**Records**
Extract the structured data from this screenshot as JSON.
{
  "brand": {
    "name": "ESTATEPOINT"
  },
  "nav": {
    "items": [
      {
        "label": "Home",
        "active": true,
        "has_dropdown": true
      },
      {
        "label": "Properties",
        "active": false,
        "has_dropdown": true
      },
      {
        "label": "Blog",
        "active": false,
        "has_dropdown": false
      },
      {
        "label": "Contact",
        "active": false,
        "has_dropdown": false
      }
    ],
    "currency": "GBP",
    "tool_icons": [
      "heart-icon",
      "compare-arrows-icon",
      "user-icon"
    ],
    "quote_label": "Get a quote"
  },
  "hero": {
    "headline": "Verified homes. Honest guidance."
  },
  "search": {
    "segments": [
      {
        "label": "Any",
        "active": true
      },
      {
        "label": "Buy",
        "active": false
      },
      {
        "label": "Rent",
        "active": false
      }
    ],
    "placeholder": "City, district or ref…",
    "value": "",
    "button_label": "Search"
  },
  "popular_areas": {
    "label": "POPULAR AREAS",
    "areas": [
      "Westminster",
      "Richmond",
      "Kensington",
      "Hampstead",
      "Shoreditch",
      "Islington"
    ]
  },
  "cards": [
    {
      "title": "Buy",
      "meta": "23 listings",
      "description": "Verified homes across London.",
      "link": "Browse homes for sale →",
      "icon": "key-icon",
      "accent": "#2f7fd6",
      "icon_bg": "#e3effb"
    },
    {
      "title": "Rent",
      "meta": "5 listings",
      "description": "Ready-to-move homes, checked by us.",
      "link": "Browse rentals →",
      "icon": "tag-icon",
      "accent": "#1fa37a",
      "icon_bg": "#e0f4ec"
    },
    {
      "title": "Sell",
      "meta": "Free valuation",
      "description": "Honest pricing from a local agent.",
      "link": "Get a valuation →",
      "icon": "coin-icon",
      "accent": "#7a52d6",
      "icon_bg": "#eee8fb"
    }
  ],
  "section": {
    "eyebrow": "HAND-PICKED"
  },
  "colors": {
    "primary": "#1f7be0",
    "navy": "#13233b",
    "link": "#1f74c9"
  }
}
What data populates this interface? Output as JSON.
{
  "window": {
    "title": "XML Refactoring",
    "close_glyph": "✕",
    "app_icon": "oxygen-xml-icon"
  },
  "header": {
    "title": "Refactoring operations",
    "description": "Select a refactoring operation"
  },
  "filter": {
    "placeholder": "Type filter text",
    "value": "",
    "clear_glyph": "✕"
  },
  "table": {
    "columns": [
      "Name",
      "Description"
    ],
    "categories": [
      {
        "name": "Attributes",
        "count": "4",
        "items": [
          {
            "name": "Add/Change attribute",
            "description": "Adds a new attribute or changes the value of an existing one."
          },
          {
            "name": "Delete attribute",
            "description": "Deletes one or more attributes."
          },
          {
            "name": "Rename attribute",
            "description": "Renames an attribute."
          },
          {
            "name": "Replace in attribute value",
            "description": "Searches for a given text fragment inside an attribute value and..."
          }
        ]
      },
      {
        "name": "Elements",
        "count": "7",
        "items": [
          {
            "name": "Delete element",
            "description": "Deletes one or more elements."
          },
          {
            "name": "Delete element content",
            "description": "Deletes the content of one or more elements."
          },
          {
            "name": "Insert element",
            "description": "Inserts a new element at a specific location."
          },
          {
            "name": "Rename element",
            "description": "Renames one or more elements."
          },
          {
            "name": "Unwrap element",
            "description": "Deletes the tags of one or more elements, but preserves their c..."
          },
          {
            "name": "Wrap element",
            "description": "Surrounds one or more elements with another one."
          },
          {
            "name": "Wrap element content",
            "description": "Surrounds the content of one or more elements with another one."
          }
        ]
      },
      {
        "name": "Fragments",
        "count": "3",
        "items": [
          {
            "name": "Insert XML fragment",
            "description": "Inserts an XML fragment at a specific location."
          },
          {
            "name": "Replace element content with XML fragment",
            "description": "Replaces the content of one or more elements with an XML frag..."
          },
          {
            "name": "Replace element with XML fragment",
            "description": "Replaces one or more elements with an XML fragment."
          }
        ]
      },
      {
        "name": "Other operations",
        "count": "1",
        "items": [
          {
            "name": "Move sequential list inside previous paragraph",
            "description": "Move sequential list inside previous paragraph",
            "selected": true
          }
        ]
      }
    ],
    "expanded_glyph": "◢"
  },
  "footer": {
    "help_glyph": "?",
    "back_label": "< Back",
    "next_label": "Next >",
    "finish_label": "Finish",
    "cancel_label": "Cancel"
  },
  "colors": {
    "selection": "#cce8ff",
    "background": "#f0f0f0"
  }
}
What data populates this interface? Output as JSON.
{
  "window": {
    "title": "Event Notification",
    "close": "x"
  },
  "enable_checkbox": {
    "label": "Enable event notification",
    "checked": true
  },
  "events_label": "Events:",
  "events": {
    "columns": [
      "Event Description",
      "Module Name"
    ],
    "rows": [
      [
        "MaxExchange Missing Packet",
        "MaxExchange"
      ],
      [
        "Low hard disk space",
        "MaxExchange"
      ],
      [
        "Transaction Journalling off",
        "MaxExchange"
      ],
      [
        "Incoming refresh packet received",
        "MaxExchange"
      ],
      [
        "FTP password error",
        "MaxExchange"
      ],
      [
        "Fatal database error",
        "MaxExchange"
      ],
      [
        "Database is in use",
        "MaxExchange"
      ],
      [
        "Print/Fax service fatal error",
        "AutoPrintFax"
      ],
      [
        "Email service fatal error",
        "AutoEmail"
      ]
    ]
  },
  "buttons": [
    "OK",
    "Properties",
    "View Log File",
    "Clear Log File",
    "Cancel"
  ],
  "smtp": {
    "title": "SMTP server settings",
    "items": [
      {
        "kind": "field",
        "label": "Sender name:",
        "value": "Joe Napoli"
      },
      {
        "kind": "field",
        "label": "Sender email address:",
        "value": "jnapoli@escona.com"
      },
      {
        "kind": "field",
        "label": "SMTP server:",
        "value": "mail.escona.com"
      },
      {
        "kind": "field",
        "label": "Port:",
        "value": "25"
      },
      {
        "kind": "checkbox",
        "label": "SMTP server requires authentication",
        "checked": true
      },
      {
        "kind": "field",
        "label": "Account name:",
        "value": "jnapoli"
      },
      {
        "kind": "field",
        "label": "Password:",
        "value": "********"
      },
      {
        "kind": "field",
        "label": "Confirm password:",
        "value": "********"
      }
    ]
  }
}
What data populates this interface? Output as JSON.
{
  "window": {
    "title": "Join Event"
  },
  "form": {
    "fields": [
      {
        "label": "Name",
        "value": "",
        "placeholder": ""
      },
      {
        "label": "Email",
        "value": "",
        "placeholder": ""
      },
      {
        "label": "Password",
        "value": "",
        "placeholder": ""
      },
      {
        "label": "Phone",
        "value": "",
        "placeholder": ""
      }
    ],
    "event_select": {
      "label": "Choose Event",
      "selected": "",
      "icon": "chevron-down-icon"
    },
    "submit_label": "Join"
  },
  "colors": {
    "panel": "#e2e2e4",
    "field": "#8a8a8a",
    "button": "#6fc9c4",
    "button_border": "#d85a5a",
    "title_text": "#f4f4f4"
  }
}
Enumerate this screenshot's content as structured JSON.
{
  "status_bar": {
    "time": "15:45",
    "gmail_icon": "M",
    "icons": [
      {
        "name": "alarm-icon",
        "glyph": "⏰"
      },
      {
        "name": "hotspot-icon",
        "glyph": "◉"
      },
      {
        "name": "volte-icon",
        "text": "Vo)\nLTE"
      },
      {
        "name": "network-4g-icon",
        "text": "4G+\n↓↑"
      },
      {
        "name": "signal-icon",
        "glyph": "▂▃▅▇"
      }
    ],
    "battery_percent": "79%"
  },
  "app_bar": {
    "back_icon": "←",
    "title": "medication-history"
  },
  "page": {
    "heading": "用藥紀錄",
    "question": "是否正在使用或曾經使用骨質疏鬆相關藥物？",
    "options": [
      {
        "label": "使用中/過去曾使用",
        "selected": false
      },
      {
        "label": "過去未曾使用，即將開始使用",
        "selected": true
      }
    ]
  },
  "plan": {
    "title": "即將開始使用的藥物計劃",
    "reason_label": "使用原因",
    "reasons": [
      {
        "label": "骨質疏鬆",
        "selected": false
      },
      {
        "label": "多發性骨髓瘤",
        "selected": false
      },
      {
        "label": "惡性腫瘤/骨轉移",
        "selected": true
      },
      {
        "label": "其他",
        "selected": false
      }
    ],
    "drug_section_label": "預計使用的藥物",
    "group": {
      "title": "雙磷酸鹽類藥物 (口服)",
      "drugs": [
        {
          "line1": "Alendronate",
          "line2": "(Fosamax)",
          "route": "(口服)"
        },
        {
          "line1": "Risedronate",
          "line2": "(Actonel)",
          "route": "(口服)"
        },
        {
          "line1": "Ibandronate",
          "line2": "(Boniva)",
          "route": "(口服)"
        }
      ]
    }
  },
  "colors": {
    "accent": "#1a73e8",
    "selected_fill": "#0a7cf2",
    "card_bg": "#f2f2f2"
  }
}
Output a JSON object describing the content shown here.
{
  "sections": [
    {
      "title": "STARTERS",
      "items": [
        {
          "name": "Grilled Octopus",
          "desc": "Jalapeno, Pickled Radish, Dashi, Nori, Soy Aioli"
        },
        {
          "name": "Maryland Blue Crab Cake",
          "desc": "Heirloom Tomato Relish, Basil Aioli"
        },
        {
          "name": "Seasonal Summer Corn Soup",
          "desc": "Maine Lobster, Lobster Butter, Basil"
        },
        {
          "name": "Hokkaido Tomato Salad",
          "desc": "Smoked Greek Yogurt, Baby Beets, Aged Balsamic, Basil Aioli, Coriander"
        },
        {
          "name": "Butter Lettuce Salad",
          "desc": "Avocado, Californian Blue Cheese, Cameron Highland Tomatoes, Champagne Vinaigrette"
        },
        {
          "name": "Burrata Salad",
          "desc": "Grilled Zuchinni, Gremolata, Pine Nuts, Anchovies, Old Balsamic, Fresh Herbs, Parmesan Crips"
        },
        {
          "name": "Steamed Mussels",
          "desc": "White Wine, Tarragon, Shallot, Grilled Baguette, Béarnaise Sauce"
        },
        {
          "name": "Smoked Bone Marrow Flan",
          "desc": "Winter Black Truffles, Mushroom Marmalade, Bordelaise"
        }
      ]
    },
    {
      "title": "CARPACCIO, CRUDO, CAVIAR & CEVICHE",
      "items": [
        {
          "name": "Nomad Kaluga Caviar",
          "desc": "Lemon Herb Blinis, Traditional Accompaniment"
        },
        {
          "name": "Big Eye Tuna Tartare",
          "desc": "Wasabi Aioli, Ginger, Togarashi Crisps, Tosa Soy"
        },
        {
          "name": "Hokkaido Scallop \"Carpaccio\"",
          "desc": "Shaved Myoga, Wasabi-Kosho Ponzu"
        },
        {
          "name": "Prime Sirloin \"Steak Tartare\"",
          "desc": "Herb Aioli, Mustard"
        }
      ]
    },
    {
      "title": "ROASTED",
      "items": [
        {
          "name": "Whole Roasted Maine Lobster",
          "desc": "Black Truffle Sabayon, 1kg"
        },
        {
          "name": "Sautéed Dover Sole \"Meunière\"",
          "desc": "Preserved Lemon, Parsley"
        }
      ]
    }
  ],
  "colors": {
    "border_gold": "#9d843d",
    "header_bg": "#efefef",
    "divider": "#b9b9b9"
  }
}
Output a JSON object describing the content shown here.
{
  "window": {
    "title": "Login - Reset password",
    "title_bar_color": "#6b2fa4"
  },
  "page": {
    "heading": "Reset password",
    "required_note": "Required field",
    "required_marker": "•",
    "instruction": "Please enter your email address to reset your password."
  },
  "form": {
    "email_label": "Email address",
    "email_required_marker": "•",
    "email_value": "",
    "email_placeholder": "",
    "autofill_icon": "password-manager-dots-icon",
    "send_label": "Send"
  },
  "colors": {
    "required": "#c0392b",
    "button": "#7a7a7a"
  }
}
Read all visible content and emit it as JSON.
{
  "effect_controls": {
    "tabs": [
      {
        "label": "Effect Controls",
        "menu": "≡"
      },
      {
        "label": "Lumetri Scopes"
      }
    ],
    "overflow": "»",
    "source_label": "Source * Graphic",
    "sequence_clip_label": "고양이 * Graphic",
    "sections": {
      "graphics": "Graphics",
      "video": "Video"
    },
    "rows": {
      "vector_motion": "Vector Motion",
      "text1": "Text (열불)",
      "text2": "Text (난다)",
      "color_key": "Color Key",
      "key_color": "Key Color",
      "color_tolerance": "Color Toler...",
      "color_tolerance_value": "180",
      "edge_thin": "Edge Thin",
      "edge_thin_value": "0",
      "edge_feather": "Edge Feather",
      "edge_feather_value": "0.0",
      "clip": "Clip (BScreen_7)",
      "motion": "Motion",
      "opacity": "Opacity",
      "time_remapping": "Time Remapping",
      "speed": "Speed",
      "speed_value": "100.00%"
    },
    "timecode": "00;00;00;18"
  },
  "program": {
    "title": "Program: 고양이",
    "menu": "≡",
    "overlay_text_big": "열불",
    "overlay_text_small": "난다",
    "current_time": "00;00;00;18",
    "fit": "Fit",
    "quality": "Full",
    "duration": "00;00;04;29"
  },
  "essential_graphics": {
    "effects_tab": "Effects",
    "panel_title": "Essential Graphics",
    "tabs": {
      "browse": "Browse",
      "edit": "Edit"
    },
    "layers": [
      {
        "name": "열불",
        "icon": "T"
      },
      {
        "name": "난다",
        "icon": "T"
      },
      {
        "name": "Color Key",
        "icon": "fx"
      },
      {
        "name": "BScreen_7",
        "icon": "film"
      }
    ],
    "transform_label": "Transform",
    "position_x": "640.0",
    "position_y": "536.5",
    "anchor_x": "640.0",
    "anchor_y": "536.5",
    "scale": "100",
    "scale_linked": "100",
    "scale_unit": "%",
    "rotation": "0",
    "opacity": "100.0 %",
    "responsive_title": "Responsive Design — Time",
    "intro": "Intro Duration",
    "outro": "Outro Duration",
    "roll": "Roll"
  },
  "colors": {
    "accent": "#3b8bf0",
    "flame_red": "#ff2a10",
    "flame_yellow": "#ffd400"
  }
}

**Given task**
Copy each line above containing the string "Renames".

**Task solution**
            "description": "Renames an attribute."
            "description": "Renames one or more elements."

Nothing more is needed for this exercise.